▶ **Your goal**: Starting at the line that contains "Enumerate this screenshot's", print every remaining line of the entries, unchanged, and output nothing more.

▶ **Input records**:
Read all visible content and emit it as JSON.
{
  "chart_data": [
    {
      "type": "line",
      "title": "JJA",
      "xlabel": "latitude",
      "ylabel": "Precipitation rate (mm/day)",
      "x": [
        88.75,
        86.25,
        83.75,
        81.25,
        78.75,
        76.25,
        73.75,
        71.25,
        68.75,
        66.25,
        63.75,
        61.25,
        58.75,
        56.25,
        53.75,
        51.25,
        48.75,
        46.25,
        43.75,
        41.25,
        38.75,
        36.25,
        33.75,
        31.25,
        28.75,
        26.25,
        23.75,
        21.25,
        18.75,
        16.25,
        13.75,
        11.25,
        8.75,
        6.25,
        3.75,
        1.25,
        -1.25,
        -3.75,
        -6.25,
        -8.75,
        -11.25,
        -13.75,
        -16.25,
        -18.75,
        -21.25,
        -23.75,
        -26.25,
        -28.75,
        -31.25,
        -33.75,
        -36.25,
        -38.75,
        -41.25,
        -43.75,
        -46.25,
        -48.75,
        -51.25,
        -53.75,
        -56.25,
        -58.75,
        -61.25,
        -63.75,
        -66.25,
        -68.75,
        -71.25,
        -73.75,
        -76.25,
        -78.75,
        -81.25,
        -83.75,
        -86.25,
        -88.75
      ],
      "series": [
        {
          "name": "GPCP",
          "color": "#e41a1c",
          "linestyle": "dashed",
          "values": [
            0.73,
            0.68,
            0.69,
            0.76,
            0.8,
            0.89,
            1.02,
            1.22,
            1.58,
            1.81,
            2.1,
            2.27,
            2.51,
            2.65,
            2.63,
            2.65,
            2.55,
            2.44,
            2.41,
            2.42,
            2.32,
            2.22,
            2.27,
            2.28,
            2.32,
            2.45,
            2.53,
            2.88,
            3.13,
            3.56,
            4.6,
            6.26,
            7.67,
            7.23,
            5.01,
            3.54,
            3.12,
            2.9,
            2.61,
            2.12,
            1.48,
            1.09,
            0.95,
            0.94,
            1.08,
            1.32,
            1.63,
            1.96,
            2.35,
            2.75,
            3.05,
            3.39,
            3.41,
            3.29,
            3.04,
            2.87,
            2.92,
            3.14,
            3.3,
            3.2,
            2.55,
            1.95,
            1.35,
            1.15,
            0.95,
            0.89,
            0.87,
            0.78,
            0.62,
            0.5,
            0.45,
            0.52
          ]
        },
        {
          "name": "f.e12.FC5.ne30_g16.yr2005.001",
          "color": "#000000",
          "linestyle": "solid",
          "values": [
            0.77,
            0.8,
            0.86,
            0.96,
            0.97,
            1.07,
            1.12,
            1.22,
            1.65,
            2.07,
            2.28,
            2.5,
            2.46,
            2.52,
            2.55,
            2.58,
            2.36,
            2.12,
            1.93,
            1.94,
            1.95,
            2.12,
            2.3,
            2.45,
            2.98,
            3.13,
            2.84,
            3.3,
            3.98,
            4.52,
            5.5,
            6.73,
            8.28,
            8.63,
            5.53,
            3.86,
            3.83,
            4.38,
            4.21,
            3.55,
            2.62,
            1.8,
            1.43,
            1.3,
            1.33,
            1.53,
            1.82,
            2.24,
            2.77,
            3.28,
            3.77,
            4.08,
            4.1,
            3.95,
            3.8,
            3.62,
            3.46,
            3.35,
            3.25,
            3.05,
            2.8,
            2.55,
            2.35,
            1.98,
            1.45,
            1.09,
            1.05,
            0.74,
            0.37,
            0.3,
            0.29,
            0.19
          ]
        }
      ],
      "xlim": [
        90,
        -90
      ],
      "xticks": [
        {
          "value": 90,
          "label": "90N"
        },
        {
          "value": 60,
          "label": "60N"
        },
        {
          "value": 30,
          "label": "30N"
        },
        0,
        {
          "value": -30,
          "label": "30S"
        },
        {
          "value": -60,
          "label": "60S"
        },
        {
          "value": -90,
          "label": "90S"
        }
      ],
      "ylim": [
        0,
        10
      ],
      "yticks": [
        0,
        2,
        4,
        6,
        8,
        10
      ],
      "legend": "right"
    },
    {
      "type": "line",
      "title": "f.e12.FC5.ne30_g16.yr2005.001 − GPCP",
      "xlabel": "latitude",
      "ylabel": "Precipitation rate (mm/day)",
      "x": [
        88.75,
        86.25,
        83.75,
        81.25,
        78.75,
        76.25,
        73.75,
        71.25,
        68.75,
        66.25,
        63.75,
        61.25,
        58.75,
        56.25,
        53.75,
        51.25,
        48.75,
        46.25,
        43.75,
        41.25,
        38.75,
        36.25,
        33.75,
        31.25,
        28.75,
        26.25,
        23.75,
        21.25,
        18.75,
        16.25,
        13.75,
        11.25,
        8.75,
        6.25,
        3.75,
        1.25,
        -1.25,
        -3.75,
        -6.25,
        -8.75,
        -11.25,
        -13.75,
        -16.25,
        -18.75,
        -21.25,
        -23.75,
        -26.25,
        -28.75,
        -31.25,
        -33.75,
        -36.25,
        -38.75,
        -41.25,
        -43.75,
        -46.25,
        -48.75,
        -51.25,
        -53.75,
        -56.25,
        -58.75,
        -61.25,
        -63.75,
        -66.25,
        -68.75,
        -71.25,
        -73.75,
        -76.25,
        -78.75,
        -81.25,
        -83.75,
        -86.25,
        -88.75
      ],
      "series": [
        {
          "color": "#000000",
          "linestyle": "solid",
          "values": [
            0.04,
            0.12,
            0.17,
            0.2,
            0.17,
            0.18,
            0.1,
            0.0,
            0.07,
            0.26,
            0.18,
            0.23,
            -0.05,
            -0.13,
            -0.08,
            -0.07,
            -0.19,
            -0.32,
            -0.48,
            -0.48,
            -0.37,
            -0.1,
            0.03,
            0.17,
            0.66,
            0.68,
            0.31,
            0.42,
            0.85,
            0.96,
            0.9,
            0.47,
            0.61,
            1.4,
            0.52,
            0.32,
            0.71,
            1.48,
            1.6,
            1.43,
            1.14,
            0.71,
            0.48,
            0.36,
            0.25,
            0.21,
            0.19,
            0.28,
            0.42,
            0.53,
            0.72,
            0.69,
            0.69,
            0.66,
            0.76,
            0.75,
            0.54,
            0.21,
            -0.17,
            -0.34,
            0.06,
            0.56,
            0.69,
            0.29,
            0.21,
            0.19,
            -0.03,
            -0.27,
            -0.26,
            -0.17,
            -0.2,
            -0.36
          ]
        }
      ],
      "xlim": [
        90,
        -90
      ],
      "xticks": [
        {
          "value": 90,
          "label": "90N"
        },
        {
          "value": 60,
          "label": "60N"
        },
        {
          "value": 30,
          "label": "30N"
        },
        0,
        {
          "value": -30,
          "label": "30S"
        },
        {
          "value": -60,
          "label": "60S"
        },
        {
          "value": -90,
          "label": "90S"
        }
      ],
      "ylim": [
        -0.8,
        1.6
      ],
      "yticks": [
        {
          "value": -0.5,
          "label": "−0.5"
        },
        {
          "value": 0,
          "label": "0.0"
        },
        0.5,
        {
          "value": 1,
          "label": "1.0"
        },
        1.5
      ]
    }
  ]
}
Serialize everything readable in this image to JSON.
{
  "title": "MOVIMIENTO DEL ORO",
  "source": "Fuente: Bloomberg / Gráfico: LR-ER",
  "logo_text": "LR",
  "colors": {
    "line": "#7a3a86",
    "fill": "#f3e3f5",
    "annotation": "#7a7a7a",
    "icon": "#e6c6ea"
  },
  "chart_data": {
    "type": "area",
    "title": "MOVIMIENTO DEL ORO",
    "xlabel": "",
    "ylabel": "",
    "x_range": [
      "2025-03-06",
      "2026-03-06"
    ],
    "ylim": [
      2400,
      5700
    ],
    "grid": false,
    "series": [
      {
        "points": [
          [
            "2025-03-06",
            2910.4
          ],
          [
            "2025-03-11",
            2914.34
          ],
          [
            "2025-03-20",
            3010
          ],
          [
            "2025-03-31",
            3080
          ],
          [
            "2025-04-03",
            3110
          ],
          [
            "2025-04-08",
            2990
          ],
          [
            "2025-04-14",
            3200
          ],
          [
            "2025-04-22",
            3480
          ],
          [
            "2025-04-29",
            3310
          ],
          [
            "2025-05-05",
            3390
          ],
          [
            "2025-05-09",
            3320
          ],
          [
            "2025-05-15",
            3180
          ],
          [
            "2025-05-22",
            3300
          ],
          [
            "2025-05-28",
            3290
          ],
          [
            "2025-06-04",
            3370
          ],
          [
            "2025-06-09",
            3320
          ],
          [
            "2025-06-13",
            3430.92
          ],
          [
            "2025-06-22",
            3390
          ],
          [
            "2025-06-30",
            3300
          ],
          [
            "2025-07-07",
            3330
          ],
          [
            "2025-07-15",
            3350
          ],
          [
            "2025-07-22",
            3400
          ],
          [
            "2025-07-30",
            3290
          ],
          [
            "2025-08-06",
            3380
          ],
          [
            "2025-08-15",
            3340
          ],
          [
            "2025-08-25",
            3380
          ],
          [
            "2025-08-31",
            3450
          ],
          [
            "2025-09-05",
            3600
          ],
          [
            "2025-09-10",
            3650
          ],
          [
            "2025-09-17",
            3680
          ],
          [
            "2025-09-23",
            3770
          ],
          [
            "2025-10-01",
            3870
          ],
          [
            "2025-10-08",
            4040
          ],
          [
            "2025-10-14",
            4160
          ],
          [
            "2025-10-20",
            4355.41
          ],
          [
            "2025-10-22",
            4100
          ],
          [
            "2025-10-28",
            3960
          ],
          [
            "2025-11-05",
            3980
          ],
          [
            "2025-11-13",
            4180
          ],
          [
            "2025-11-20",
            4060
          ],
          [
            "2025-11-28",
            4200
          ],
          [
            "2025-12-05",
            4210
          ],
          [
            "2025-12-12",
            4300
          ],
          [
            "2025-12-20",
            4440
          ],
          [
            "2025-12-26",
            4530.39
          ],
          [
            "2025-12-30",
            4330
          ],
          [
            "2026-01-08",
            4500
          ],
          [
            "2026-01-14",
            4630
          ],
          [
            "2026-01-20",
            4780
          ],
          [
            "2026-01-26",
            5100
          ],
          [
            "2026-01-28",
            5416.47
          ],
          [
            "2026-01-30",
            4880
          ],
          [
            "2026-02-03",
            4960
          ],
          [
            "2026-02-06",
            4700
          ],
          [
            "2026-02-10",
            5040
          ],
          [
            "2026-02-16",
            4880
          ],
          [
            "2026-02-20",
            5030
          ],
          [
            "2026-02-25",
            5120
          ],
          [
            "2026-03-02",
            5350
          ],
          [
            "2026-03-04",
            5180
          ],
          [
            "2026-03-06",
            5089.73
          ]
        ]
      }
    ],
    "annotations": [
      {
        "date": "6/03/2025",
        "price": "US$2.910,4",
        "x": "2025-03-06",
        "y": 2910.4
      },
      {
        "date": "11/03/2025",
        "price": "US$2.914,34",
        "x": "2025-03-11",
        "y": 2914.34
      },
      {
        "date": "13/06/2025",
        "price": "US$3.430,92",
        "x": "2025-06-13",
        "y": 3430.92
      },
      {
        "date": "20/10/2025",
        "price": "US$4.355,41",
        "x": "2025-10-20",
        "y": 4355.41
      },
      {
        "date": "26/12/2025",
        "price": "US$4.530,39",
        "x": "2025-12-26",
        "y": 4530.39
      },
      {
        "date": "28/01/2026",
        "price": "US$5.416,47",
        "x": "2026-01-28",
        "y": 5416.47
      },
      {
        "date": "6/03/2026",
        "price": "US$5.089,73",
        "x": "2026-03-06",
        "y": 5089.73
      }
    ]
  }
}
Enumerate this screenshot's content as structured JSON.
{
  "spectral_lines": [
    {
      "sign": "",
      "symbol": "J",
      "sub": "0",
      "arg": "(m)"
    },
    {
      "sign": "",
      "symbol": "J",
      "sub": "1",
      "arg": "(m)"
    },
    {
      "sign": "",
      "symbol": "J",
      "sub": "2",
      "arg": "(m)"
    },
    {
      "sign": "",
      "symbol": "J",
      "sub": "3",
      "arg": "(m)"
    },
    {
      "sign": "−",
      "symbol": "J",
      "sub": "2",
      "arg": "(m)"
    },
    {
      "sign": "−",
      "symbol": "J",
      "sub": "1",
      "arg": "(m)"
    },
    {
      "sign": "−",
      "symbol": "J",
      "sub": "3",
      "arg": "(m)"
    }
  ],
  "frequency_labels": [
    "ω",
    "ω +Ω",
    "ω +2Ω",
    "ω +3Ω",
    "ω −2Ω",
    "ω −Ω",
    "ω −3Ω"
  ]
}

▶ **Solution**:
Enumerate this screenshot's content as structured JSON.
{
  "spectral_lines": [
    {
      "sign": "",
      "symbol": "J",
      "sub": "0",
      "arg": "(m)"
    },
    {
      "sign": "",
      "symbol": "J",
      "sub": "1",
      "arg": "(m)"
    },
    {
      "sign": "",
      "symbol": "J",
      "sub": "2",
      "arg": "(m)"
    },
    {
      "sign": "",
      "symbol": "J",
      "sub": "3",
      "arg": "(m)"
    },
    {
      "sign": "−",
      "symbol": "J",
      "sub": "2",
      "arg": "(m)"
    },
    {
      "sign": "−",
      "symbol": "J",
      "sub": "1",
      "arg": "(m)"
    },
    {
      "sign": "−",
      "symbol": "J",
      "sub": "3",
      "arg": "(m)"
    }
  ],
  "frequency_labels": [
    "ω",
    "ω +Ω",
    "ω +2Ω",
    "ω +3Ω",
    "ω −2Ω",
    "ω −Ω",
    "ω −3Ω"
  ]
}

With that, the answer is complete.